→ Extracted data:
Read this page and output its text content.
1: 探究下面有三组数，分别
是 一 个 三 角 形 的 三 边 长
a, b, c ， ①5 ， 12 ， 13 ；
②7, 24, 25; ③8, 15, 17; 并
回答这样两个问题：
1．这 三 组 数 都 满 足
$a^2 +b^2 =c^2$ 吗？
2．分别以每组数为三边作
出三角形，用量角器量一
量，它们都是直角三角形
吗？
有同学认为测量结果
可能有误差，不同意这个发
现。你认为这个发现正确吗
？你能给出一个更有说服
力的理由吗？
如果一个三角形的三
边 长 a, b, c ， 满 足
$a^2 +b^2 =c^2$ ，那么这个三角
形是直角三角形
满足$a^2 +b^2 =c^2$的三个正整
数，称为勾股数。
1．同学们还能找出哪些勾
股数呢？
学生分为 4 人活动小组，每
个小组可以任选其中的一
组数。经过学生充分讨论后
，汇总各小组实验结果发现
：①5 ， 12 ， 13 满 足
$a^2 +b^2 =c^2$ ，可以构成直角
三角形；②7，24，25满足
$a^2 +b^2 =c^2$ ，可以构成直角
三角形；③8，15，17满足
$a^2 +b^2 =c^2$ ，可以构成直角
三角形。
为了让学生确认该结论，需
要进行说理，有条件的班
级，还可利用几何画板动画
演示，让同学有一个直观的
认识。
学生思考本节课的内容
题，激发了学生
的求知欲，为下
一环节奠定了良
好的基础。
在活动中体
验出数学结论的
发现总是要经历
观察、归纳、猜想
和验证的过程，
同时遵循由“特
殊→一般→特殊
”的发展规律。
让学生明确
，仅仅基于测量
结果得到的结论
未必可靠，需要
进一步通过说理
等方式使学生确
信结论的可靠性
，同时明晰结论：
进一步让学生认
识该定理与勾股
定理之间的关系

→ Work to be completed:
Reproduce the entries above in full by retyping them exactly.

→ Result of this task:
Read this page and output its text content.
1: 探究下面有三组数，分别
是 一 个 三 角 形 的 三 边 长
a, b, c ， ①5 ， 12 ， 13 ；
②7, 24, 25; ③8, 15, 17; 并
回答这样两个问题：
1．这 三 组 数 都 满 足
$a^2 +b^2 =c^2$ 吗？
2．分别以每组数为三边作
出三角形，用量角器量一
量，它们都是直角三角形
吗？
有同学认为测量结果
可能有误差，不同意这个发
现。你认为这个发现正确吗
？你能给出一个更有说服
力的理由吗？
如果一个三角形的三
边 长 a, b, c ， 满 足
$a^2 +b^2 =c^2$ ，那么这个三角
形是直角三角形
满足$a^2 +b^2 =c^2$的三个正整
数，称为勾股数。
1．同学们还能找出哪些勾
股数呢？
学生分为 4 人活动小组，每
个小组可以任选其中的一
组数。经过学生充分讨论后
，汇总各小组实验结果发现
：①5 ， 12 ， 13 满 足
$a^2 +b^2 =c^2$ ，可以构成直角
三角形；②7，24，25满足
$a^2 +b^2 =c^2$ ，可以构成直角
三角形；③8，15，17满足
$a^2 +b^2 =c^2$ ，可以构成直角
三角形。
为了让学生确认该结论，需
要进行说理，有条件的班
级，还可利用几何画板动画
演示，让同学有一个直观的
认识。
学生思考本节课的内容
题，激发了学生
的求知欲，为下
一环节奠定了良
好的基础。
在活动中体
验出数学结论的
发现总是要经历
观察、归纳、猜想
和验证的过程，
同时遵循由“特
殊→一般→特殊
”的发展规律。
让学生明确
，仅仅基于测量
结果得到的结论
未必可靠，需要
进一步通过说理
等方式使学生确
信结论的可靠性
，同时明晰结论：
进一步让学生认
识该定理与勾股
定理之间的关系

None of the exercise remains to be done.